• What needs to be done:
For the data below, work out how many lines contain the word "index" and supply only that number.

Dataset rows about figures
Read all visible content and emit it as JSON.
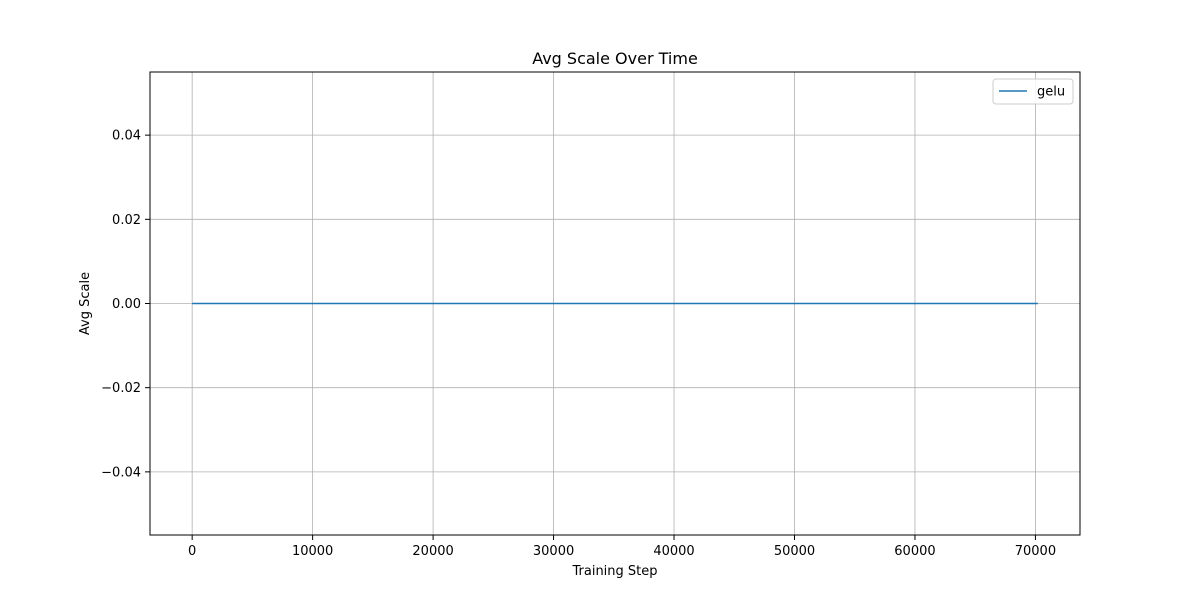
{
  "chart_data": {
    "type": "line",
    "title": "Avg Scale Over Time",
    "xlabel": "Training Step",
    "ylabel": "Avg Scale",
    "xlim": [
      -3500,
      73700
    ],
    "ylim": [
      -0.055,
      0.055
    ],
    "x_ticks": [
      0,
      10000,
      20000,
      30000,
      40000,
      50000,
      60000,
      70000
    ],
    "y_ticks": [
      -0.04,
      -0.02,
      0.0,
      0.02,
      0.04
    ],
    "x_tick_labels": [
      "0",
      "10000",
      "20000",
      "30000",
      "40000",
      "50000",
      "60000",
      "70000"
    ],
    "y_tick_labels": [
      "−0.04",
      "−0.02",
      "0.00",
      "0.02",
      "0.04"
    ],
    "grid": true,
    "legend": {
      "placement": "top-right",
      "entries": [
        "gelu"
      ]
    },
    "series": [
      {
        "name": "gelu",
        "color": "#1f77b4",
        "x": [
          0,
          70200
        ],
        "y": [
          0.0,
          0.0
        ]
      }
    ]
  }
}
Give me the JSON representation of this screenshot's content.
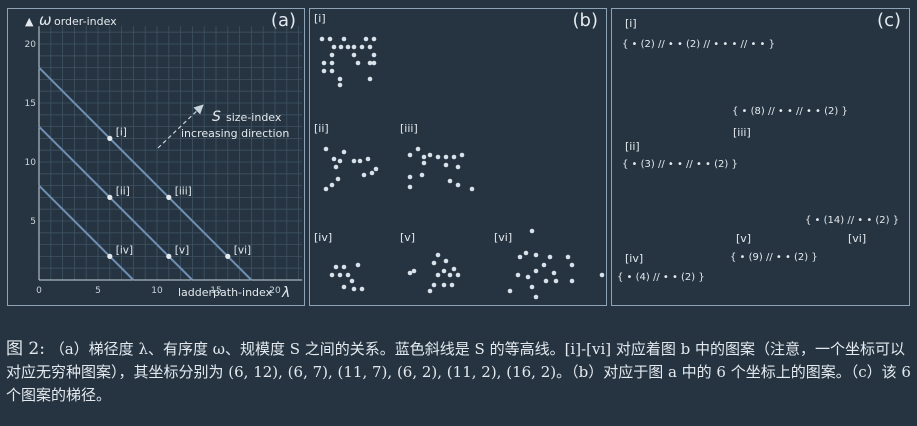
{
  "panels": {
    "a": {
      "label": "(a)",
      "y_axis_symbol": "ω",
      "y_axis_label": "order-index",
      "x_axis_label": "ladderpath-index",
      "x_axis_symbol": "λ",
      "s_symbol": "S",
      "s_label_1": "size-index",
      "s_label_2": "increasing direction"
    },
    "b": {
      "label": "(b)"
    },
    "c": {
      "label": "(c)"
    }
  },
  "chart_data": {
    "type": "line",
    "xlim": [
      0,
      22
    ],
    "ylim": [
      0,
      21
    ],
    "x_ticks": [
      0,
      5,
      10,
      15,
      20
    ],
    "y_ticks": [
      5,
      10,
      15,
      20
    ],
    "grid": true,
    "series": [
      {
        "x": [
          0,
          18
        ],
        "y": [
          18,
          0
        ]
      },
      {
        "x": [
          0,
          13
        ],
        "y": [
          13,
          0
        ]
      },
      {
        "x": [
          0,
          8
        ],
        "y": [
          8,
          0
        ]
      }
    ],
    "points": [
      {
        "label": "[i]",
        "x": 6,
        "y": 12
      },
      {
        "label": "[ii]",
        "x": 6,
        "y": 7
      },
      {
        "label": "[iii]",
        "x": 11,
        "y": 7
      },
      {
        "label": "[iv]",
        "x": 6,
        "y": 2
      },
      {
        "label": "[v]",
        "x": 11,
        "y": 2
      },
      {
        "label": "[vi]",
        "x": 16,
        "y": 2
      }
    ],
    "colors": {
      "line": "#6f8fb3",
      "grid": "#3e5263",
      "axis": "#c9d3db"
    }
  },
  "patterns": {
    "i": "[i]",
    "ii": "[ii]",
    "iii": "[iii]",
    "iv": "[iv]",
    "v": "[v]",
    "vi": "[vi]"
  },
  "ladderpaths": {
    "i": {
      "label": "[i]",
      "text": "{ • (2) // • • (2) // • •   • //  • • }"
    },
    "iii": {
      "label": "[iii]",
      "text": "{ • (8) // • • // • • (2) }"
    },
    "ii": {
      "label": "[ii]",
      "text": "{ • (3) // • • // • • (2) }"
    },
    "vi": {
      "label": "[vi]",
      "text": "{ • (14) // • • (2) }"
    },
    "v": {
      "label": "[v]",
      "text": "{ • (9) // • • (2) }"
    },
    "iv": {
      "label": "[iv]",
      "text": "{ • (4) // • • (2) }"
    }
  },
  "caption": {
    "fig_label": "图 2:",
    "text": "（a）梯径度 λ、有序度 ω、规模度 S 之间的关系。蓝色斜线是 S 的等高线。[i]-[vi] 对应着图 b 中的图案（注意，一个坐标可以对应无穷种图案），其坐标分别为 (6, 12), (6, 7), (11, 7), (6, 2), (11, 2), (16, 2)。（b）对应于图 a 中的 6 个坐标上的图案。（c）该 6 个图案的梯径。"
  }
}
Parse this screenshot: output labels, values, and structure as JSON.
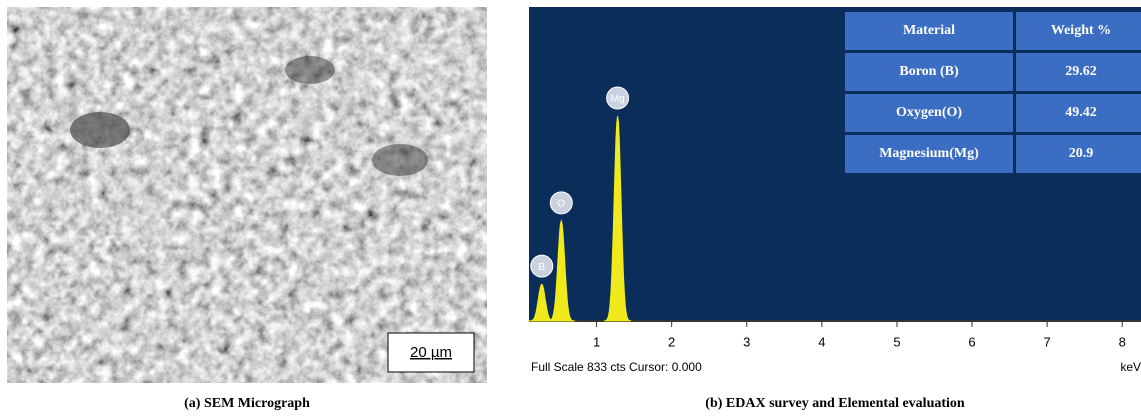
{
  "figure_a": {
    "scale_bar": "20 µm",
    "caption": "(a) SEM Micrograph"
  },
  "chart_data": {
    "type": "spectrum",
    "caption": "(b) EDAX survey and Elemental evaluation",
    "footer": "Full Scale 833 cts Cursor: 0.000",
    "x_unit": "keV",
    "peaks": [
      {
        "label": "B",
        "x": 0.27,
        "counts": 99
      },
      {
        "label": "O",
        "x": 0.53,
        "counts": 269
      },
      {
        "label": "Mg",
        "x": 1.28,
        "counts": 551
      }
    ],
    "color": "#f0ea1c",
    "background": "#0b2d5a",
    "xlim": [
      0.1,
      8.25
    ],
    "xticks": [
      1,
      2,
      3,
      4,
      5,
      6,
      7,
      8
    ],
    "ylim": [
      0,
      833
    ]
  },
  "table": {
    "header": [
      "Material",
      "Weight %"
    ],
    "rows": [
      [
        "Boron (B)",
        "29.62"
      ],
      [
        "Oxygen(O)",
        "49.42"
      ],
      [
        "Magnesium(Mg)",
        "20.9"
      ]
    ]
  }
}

• Expected answer:
3